### Required work:
Your task is to locate every line holding the string "signaleringen" and to copy each of them.

### Provided data:
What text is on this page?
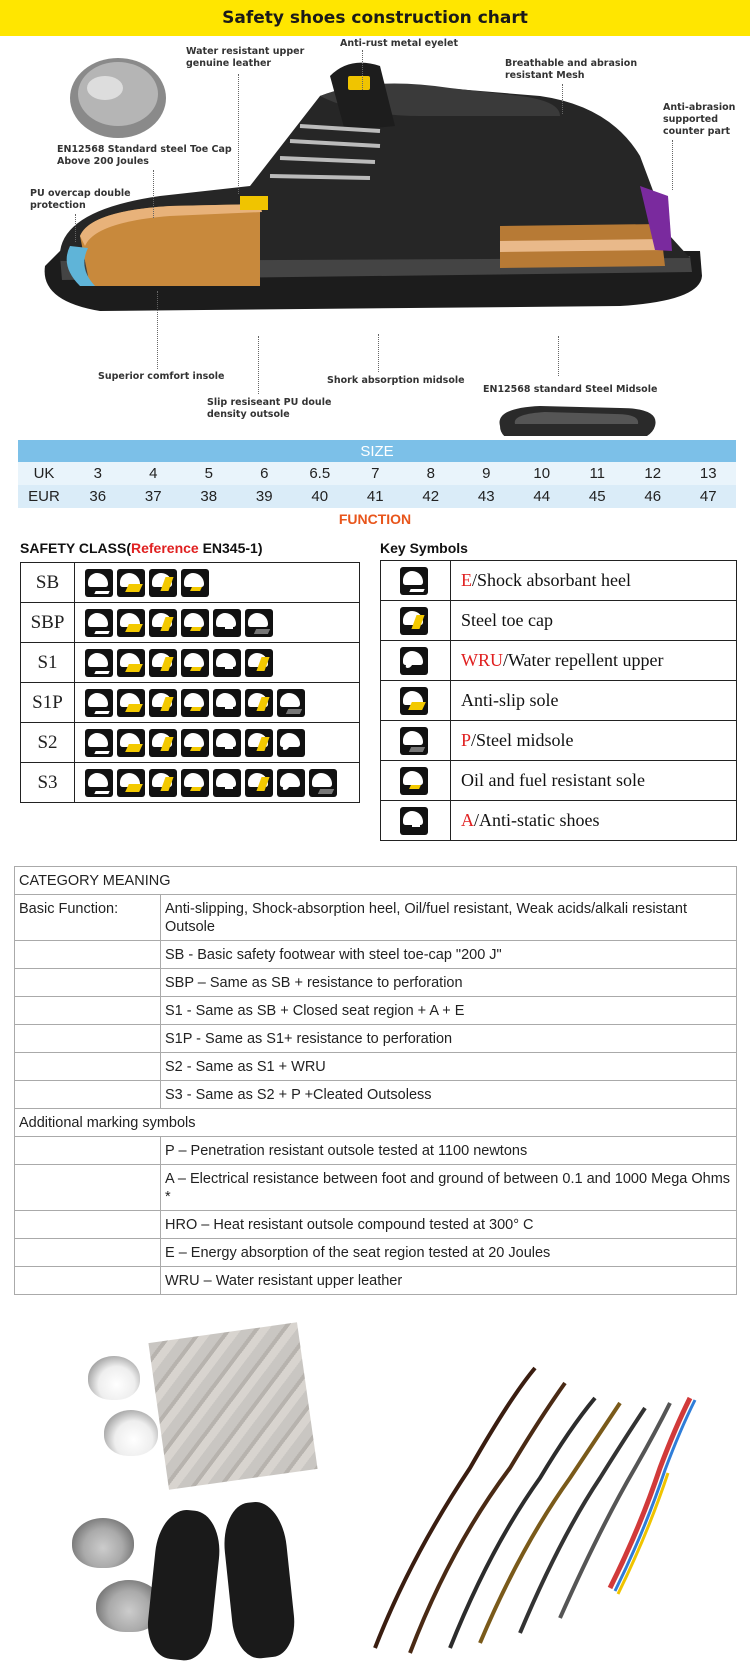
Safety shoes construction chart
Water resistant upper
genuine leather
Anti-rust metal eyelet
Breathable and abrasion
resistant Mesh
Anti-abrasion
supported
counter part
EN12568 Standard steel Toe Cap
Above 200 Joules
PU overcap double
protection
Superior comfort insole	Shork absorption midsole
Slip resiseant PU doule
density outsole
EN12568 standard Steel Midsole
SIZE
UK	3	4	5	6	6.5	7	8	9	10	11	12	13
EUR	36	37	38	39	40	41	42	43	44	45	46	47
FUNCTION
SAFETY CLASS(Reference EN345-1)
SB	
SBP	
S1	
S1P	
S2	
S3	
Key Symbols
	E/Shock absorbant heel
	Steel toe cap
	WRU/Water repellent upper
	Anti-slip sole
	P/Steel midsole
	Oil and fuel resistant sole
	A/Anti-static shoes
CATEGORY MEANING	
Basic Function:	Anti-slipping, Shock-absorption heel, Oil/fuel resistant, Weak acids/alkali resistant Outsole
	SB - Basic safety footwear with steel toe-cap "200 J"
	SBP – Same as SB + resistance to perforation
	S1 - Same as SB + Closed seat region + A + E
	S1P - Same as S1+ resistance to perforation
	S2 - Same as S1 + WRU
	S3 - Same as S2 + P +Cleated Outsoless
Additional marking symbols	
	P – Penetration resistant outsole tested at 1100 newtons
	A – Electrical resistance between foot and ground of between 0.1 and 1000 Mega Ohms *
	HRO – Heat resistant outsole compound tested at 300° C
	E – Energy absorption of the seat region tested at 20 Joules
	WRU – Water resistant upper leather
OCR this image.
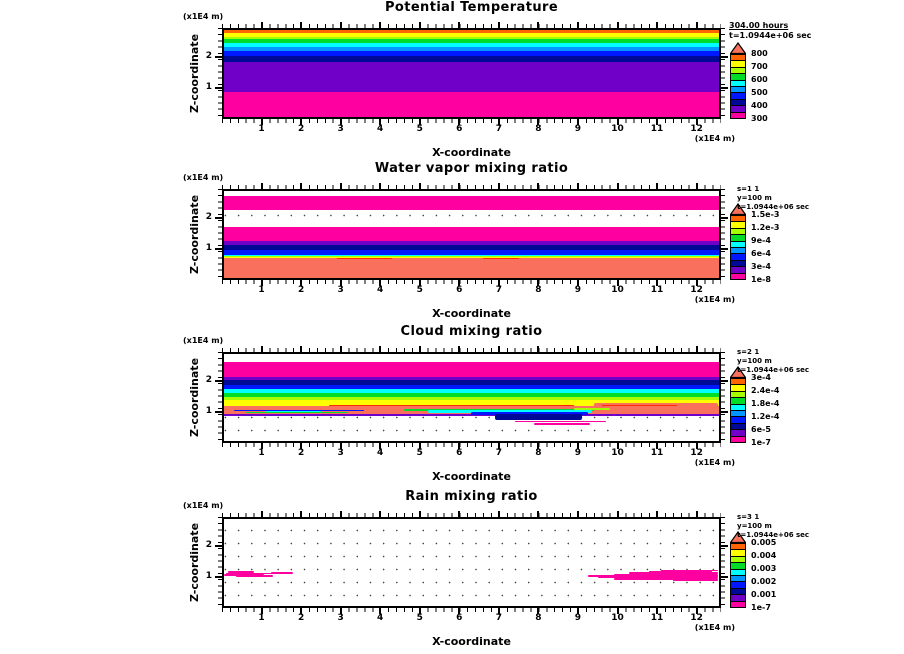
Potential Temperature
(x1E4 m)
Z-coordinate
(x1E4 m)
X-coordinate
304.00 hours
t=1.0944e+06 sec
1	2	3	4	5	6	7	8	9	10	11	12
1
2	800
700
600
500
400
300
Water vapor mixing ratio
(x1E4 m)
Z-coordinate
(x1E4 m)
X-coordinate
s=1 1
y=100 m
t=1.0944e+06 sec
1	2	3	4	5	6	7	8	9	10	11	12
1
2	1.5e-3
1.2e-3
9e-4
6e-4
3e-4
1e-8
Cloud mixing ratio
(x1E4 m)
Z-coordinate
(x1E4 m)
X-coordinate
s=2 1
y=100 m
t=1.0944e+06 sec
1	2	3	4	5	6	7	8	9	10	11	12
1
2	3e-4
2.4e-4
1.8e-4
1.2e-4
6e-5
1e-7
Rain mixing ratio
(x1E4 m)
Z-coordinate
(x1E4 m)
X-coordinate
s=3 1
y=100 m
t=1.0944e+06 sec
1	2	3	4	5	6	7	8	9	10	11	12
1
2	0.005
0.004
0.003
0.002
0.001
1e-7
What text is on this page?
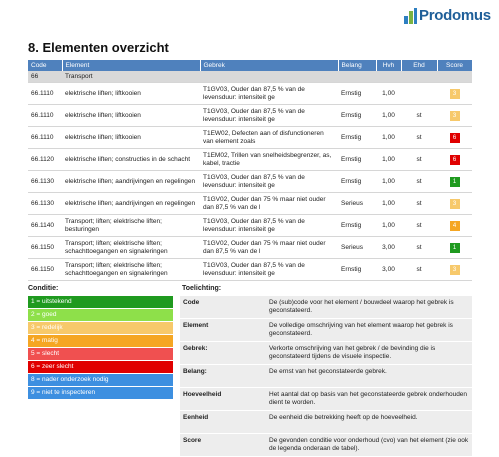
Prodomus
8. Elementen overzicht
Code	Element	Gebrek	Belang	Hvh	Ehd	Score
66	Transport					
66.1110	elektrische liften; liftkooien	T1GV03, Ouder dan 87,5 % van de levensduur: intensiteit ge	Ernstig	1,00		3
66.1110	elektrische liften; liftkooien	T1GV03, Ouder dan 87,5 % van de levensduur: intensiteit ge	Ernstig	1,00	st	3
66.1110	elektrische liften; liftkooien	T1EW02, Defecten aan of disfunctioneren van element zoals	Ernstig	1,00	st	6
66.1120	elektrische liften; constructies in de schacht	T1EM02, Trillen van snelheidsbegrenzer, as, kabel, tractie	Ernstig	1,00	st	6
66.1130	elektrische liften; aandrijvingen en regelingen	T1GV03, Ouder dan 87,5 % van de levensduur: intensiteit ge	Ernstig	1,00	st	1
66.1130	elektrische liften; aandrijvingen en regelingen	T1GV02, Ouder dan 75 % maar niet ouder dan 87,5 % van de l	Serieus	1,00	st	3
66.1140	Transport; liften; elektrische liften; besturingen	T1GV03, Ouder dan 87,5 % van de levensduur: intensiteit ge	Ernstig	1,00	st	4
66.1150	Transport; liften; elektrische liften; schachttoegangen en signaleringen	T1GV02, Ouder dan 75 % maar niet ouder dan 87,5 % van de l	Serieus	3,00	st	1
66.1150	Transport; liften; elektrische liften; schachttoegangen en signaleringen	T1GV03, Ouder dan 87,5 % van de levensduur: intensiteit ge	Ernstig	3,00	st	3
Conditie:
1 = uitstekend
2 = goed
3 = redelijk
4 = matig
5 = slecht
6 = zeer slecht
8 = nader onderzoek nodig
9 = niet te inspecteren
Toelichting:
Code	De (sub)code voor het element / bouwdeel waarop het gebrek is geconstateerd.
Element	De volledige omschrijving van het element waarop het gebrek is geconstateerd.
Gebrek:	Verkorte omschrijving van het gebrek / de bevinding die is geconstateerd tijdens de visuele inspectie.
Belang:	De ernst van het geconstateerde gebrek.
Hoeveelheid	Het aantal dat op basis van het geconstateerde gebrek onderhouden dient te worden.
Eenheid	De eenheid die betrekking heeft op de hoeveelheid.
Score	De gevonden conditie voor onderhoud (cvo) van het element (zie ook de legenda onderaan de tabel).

---

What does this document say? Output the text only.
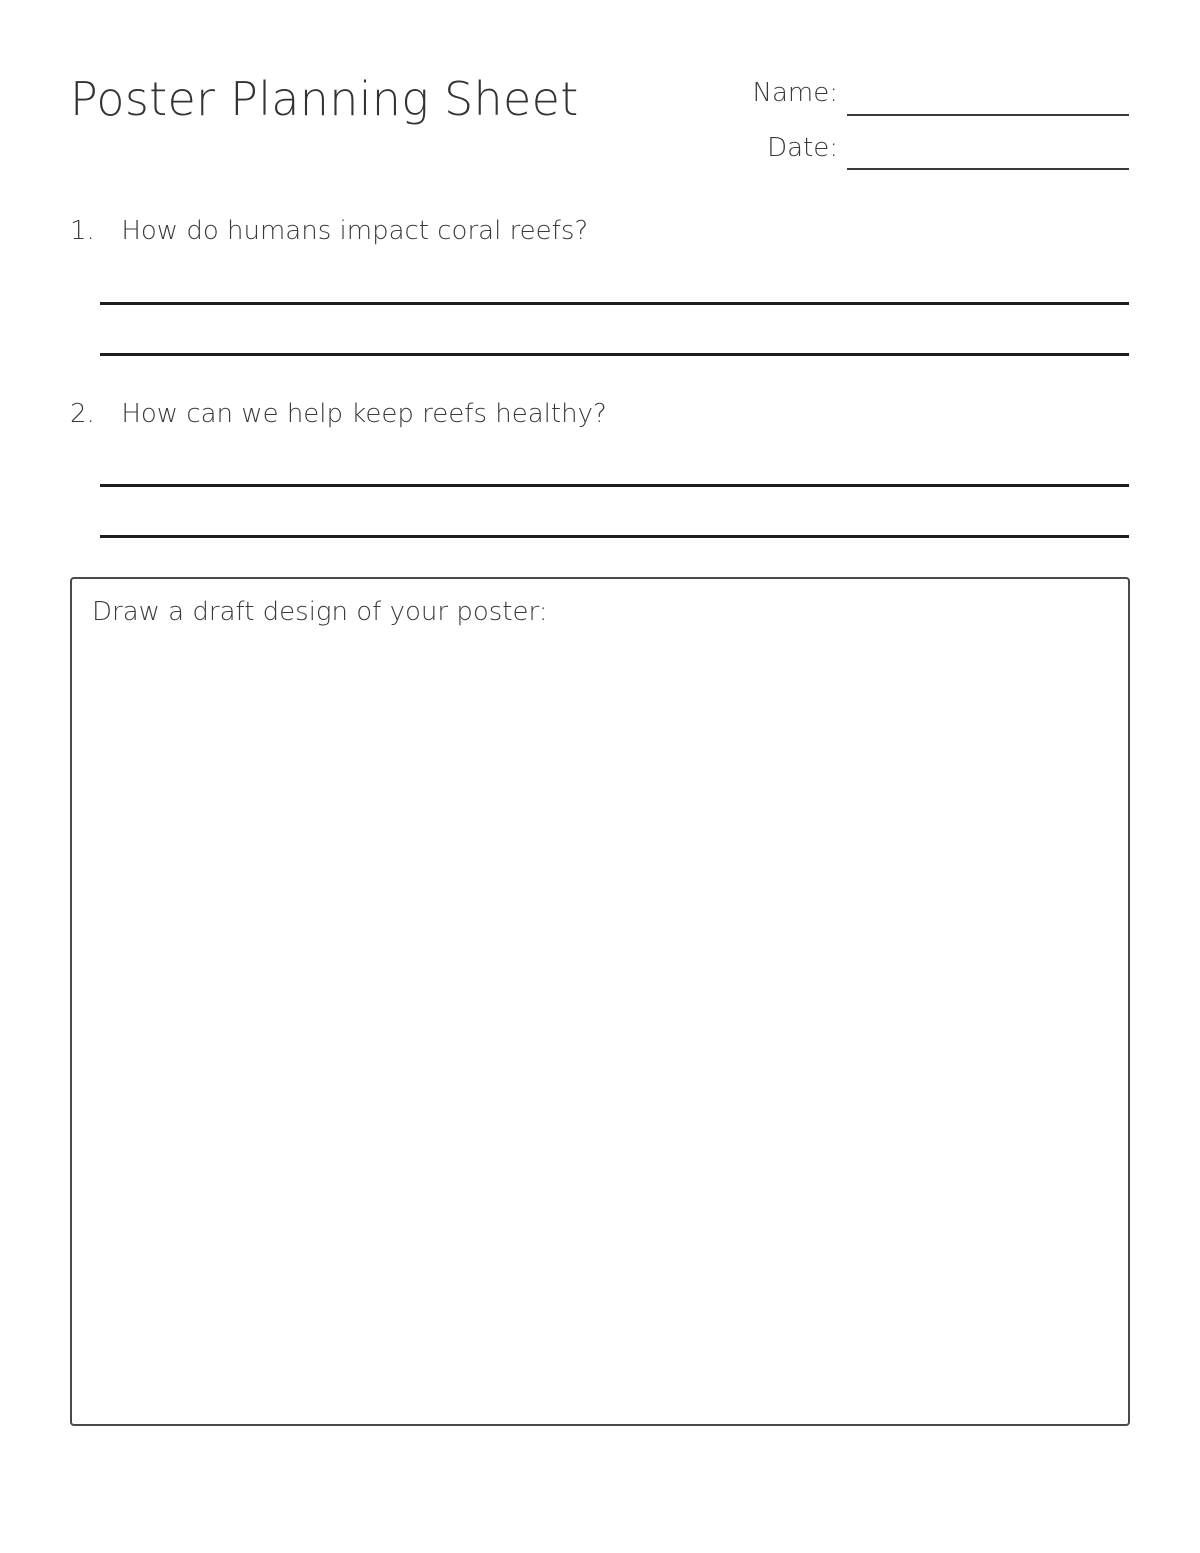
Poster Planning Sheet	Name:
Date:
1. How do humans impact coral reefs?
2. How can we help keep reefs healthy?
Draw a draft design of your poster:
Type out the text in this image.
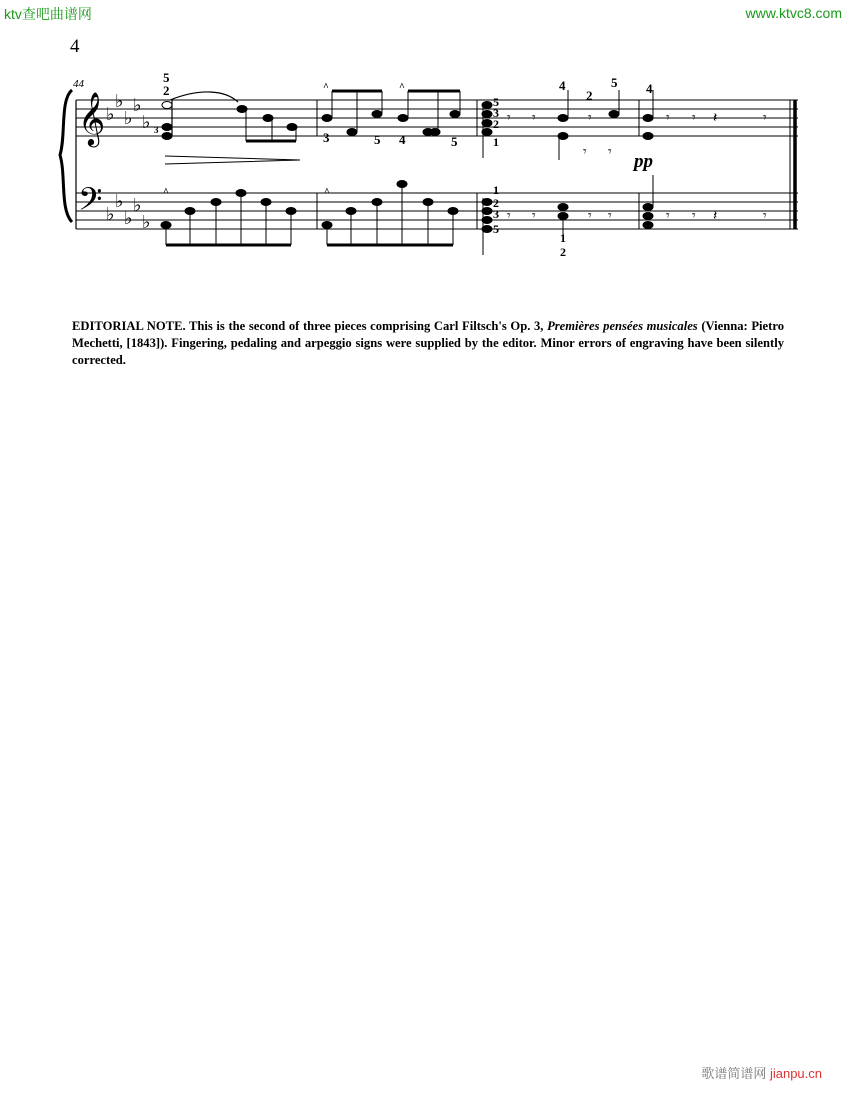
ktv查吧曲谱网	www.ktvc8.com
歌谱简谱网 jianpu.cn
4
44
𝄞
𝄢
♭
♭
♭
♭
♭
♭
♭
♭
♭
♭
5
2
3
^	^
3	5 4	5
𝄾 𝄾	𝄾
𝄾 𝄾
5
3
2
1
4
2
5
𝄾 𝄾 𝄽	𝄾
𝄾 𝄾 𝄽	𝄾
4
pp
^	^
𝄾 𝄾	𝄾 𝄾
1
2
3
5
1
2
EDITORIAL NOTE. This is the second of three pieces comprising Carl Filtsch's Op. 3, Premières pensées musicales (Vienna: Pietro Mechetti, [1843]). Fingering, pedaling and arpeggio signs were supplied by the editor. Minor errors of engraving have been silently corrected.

### Written solution:
66.1150	Transport; liften; elektrische liften; schachttoegangen en signaleringen	T1GV02, Ouder dan 75 % maar niet ouder dan 87,5 % van de l	Serieus	3,00	st	1
66.1150	Transport; liften; elektrische liften; schachttoegangen en signaleringen	T1GV03, Ouder dan 87,5 % van de levensduur: intensiteit ge	Ernstig	3,00	st	3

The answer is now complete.